— start —
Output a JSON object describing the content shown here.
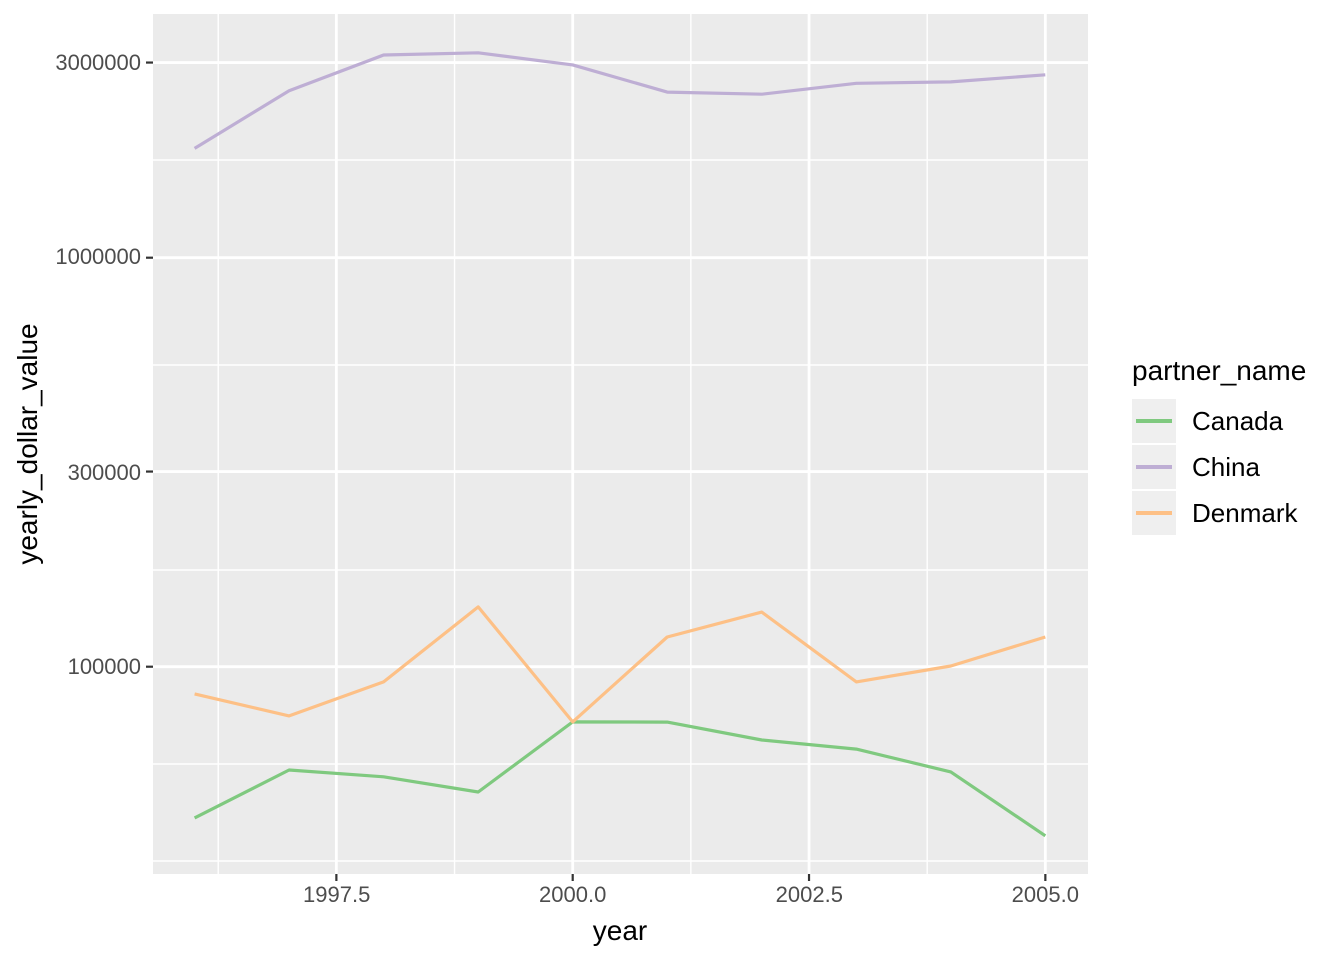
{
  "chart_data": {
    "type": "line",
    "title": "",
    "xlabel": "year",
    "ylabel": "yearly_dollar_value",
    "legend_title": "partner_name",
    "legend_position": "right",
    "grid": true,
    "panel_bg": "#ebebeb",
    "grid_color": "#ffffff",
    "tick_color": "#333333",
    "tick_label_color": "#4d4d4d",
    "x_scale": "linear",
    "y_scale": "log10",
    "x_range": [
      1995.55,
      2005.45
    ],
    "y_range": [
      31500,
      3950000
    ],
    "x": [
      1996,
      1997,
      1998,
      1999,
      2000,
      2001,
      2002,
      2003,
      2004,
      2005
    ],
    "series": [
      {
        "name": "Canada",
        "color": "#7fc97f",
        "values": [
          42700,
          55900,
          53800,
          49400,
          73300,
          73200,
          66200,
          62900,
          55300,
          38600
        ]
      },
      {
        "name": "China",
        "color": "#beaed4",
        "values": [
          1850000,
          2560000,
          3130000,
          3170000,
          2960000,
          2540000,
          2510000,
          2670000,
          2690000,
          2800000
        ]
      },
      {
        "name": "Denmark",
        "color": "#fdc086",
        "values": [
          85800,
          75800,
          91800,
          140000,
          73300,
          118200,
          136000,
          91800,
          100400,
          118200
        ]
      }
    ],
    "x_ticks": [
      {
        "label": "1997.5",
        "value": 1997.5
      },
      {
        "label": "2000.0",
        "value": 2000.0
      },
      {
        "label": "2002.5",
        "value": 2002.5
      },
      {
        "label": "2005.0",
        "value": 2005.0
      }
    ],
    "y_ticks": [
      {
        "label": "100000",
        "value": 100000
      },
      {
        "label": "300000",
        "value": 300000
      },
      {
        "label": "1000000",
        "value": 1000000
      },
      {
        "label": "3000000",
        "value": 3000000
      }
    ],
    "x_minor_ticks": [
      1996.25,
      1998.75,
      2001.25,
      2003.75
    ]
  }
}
— end —
Exercise directions >> Print the complete listing exactly, apart from any pictures.

The answer >>
Output a JSON object describing the content shown here.
{
  "chart_data": {
    "type": "line",
    "title": "",
    "xlabel": "year",
    "ylabel": "yearly_dollar_value",
    "legend_title": "partner_name",
    "legend_position": "right",
    "grid": true,
    "panel_bg": "#ebebeb",
    "grid_color": "#ffffff",
    "tick_color": "#333333",
    "tick_label_color": "#4d4d4d",
    "x_scale": "linear",
    "y_scale": "log10",
    "x_range": [
      1995.55,
      2005.45
    ],
    "y_range": [
      31500,
      3950000
    ],
    "x": [
      1996,
      1997,
      1998,
      1999,
      2000,
      2001,
      2002,
      2003,
      2004,
      2005
    ],
    "series": [
      {
        "name": "Canada",
        "color": "#7fc97f",
        "values": [
          42700,
          55900,
          53800,
          49400,
          73300,
          73200,
          66200,
          62900,
          55300,
          38600
        ]
      },
      {
        "name": "China",
        "color": "#beaed4",
        "values": [
          1850000,
          2560000,
          3130000,
          3170000,
          2960000,
          2540000,
          2510000,
          2670000,
          2690000,
          2800000
        ]
      },
      {
        "name": "Denmark",
        "color": "#fdc086",
        "values": [
          85800,
          75800,
          91800,
          140000,
          73300,
          118200,
          136000,
          91800,
          100400,
          118200
        ]
      }
    ],
    "x_ticks": [
      {
        "label": "1997.5",
        "value": 1997.5
      },
      {
        "label": "2000.0",
        "value": 2000.0
      },
      {
        "label": "2002.5",
        "value": 2002.5
      },
      {
        "label": "2005.0",
        "value": 2005.0
      }
    ],
    "y_ticks": [
      {
        "label": "100000",
        "value": 100000
      },
      {
        "label": "300000",
        "value": 300000
      },
      {
        "label": "1000000",
        "value": 1000000
      },
      {
        "label": "3000000",
        "value": 3000000
      }
    ],
    "x_minor_ticks": [
      1996.25,
      1998.75,
      2001.25,
      2003.75
    ]
  }
}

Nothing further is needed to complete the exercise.